> [Excerpted passage]:

:::::

The window dropped the two oldest middle messages — the file-read call and its large result — and the prompt fits again, with the task still anchored at the front. Notice how far it fell: one giant old tool output was almost the entire budget, so removing it recovered nearly everything. That is the baseline working — and also a preview of its bluntness, which the next two sections sharpen.

The shape of that compaction: the head stays anchored, the oldest middle is dropped and replaced by a marker, and the recent turns are left alone, so the prompt falls back under budget.

flowchart LR
    subgraph BEFORE["Before — 121% of budget (OVER)"]
        direction TB
        b1["system + first user (head)"]
        b2["old file-read call + large result"]
        b3["… older turns …"]
        b4["recent turns"]
        b1 --- b2 --- b3 --- b4
    end
    subgraph AFTER["After — 3% of budget"]
        direction TB
        a1["system + first user<br/>(head — anchored, never dropped)"]
        a2["[Earlier messages truncated] (marker)"]
        a4["recent turns (kept)"]
        a1 --- a2 --- a4
    end
    BEFORE ==>|"drop oldest middle until it fits;<br/>repair tool pairs"| AFTER

When you must shed whole components: a priority order

Sometimes windowing the history is not enough, or the pressure is not in the history at all — it is in the memory passages or the tool schemas you resend every turn (Unit 1’s meter shows where). Then you shed whole components, and the question is which goes first. A shipped agent gateway uses a fixed priority: history → memory → tool definitions.

def trim_priority(components, budget):
    total = sum(components.values())
    dropped = []
    for name in ("history", "memory", "tool_defs"):
        if total <= budget:
            break
        total -= components.get(name, 0)
        dropped.append(name)

:::::

> [Data lines]:

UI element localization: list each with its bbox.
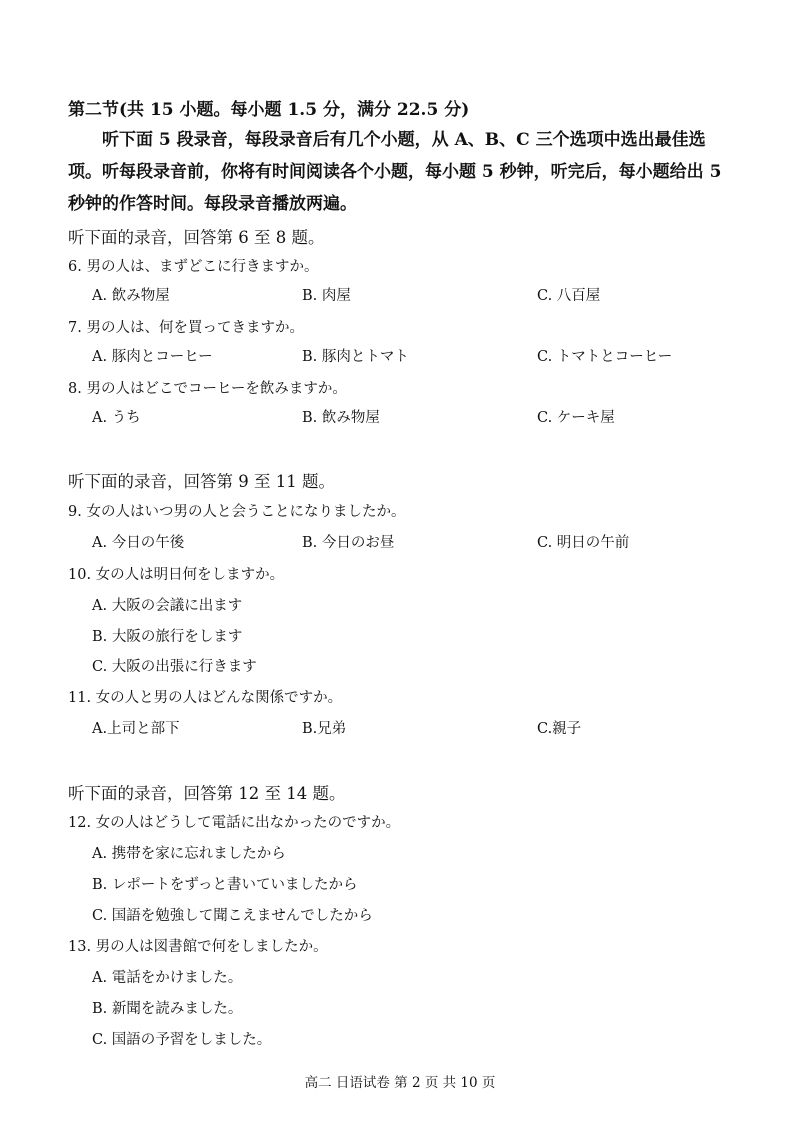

:::::

> [Request 1]:
Answer these questions from the passage on trimming a prompt to fit its budget, one per line:
(a) What share of the budget does the prompt use before compaction, and what share after?
(b) What text stands in the place of the dropped oldest middle messages?
(c) In what order does the shipped agent gateway shed whole components?
> [Request 2]:
Go on with the passage on trimming a prompt to fit its budget, starting right after its final line.

> [Task output 1]:
(a) Before compaction it uses 121% of the budget; after, 3%.
(b) A marker reading "[Earlier messages truncated]".
(c) History first, then memory, then tool definitions.

> [Task output 2]:
    return dropped, total

This is coarse on purpose: it drops a whole category at a time, not the stale items inside one, so it is a blunter tool than the message-level window above. The order encodes a judgment about what is recoverable. Old history is the most replaceable — it is in the past and often summarized elsewhere. Memory passages can be re-retrieved next turn if needed (that is the sibling course’s whole job). Tool definitions go last, because an agent that loses its tool schemas mid-task cannot act at all. Drop the cheapest-to-lose first; keep the thing whose loss is fatal.

The honest part: this baseline is coarse, and how often it fires is unmeasured

Two truths keep this unit measured rather than triumphant.

First, the real thing is blunter than the tidy loop above. The production gateway’s history trim is all-or-nothing: when it fires, it collapses the history to the system messages plus the single most recent user message in one step — not a gradual, message-by-message slide. The course teaches the gentler sliding window as the safer default and treats the all-or-nothing collapse as the blunt last resort it is.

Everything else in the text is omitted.